GIVEN PROBLEM: In the material below, rename every "Point" to "Marker" and reproduce the rest unchanged, leaving out the pictures.

[Start of DATA ENTRIES]

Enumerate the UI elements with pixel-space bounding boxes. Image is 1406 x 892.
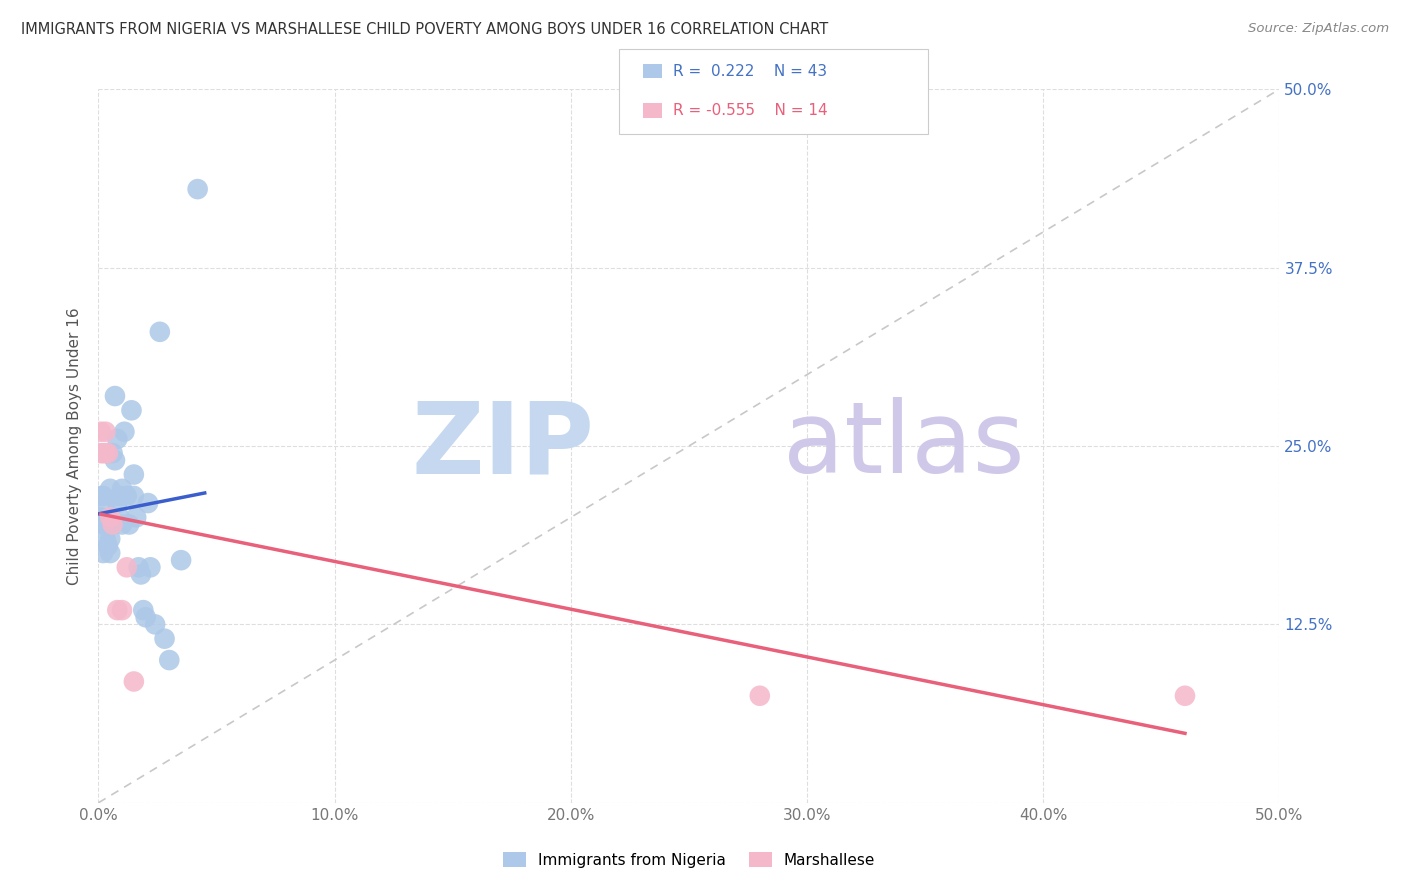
- Point: [111, 603, 134, 617]
- Point: [91, 517, 114, 532]
- Point: [1174, 689, 1197, 703]
- Point: [149, 325, 172, 339]
- Point: [129, 567, 152, 582]
- Point: [112, 425, 135, 439]
- Point: [143, 617, 166, 632]
- Point: [108, 510, 131, 524]
- Point: [90, 446, 112, 460]
- Point: [153, 632, 176, 646]
- Point: [108, 489, 131, 503]
- Point: [122, 467, 145, 482]
- Point: [94, 446, 117, 460]
- Text: R = -0.555    N = 14: R = -0.555 N = 14: [673, 103, 828, 118]
- Point: [122, 489, 145, 503]
- Point: [139, 560, 162, 574]
- Point: [91, 489, 114, 503]
- Point: [97, 539, 120, 553]
- Point: [94, 425, 117, 439]
- Point: [104, 453, 127, 467]
- Point: [98, 546, 121, 560]
- Point: [94, 532, 117, 546]
- Point: [98, 482, 121, 496]
- Point: [132, 603, 155, 617]
- Point: [748, 689, 770, 703]
- Point: [97, 517, 120, 532]
- Text: Source: ZipAtlas.com: Source: ZipAtlas.com: [1249, 22, 1389, 36]
- Point: [105, 496, 128, 510]
- Point: [91, 446, 114, 460]
- Point: [101, 517, 124, 532]
- Point: [111, 517, 134, 532]
- Legend: Immigrants from Nigeria, Marshallese: Immigrants from Nigeria, Marshallese: [496, 846, 882, 873]
- Point: [98, 510, 121, 524]
- Point: [115, 489, 138, 503]
- Point: [94, 496, 117, 510]
- Point: [170, 553, 193, 567]
- Point: [105, 432, 128, 446]
- Point: [90, 510, 112, 524]
- Text: atlas: atlas: [783, 398, 1025, 494]
- Point: [128, 560, 150, 574]
- Point: [125, 510, 148, 524]
- Point: [90, 425, 112, 439]
- Point: [121, 403, 143, 417]
- Text: ZIP: ZIP: [412, 398, 595, 494]
- Text: R =  0.222    N = 43: R = 0.222 N = 43: [673, 63, 828, 78]
- Point: [115, 560, 138, 574]
- Point: [90, 489, 112, 503]
- Point: [98, 532, 121, 546]
- Point: [101, 517, 124, 532]
- Y-axis label: Child Poverty Among Boys Under 16: Child Poverty Among Boys Under 16: [67, 307, 83, 585]
- Point: [118, 517, 141, 532]
- Point: [122, 674, 145, 689]
- Point: [101, 446, 124, 460]
- Point: [105, 603, 128, 617]
- Point: [91, 546, 114, 560]
- Point: [104, 389, 127, 403]
- Text: IMMIGRANTS FROM NIGERIA VS MARSHALLESE CHILD POVERTY AMONG BOYS UNDER 16 CORRELA: IMMIGRANTS FROM NIGERIA VS MARSHALLESE C…: [21, 22, 828, 37]
- Point: [157, 653, 180, 667]
- Point: [97, 446, 120, 460]
- Point: [94, 517, 117, 532]
- Point: [187, 182, 209, 196]
- Point: [97, 446, 120, 460]
- Point: [135, 610, 157, 624]
- Point: [111, 482, 134, 496]
- Point: [136, 496, 159, 510]
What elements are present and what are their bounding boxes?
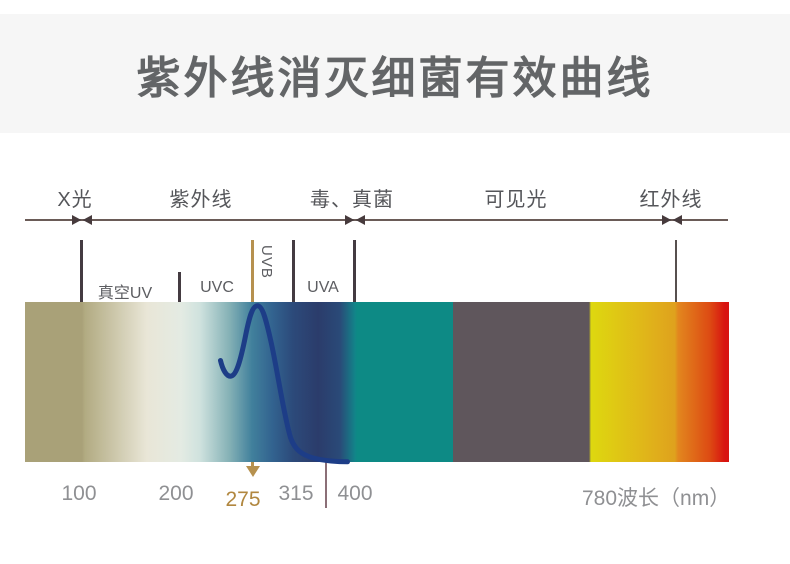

[End of DATA ENTRIES]

IN RESPONSE:
Enumerate the UI elements with pixel-space bounding boxes. Image is 1406 x 892.
- Marker: [111, 603, 134, 617]
- Marker: [91, 517, 114, 532]
- Marker: [1174, 689, 1197, 703]
- Marker: [149, 325, 172, 339]
- Marker: [129, 567, 152, 582]
- Marker: [112, 425, 135, 439]
- Marker: [143, 617, 166, 632]
- Marker: [108, 510, 131, 524]
- Marker: [90, 446, 112, 460]
- Marker: [153, 632, 176, 646]
- Marker: [108, 489, 131, 503]
- Marker: [122, 467, 145, 482]
- Marker: [94, 446, 117, 460]
- Text: R = -0.555    N = 14: R = -0.555 N = 14: [673, 103, 828, 118]
- Marker: [122, 489, 145, 503]
- Marker: [139, 560, 162, 574]
- Marker: [91, 489, 114, 503]
- Marker: [97, 539, 120, 553]
- Marker: [94, 425, 117, 439]
- Marker: [104, 453, 127, 467]
- Marker: [98, 546, 121, 560]
- Marker: [94, 532, 117, 546]
- Marker: [98, 482, 121, 496]
- Marker: [132, 603, 155, 617]
- Marker: [748, 689, 770, 703]
- Marker: [97, 517, 120, 532]
- Text: Source: ZipAtlas.com: Source: ZipAtlas.com: [1249, 22, 1389, 36]
- Marker: [105, 496, 128, 510]
- Marker: [91, 446, 114, 460]
- Marker: [101, 517, 124, 532]
- Marker: [111, 517, 134, 532]
- Legend: Immigrants from Nigeria, Marshallese: Immigrants from Nigeria, Marshallese: [496, 846, 882, 873]
- Marker: [98, 510, 121, 524]
- Marker: [115, 489, 138, 503]
- Marker: [94, 496, 117, 510]
- Marker: [170, 553, 193, 567]
- Marker: [105, 432, 128, 446]
- Marker: [90, 510, 112, 524]
- Text: atlas: atlas: [783, 398, 1025, 494]
- Marker: [128, 560, 150, 574]
- Marker: [125, 510, 148, 524]
- Marker: [90, 425, 112, 439]
- Marker: [121, 403, 143, 417]
- Text: ZIP: ZIP: [412, 398, 595, 494]
- Text: R =  0.222    N = 43: R = 0.222 N = 43: [673, 63, 828, 78]
- Marker: [115, 560, 138, 574]
- Marker: [90, 489, 112, 503]
- Marker: [98, 532, 121, 546]
- Marker: [101, 517, 124, 532]
- Y-axis label: Child Poverty Among Boys Under 16: Child Poverty Among Boys Under 16: [67, 307, 83, 585]
- Marker: [118, 517, 141, 532]
- Marker: [122, 674, 145, 689]
- Marker: [101, 446, 124, 460]
- Marker: [105, 603, 128, 617]
- Marker: [91, 546, 114, 560]
- Marker: [104, 389, 127, 403]
- Text: IMMIGRANTS FROM NIGERIA VS MARSHALLESE CHILD POVERTY AMONG BOYS UNDER 16 CORRELA: IMMIGRANTS FROM NIGERIA VS MARSHALLESE C…: [21, 22, 828, 37]
- Marker: [157, 653, 180, 667]
- Marker: [97, 446, 120, 460]
- Marker: [94, 517, 117, 532]
- Marker: [187, 182, 209, 196]
- Marker: [97, 446, 120, 460]
- Marker: [135, 610, 157, 624]
- Marker: [111, 482, 134, 496]
- Marker: [136, 496, 159, 510]
What elements are present and what are their bounding boxes?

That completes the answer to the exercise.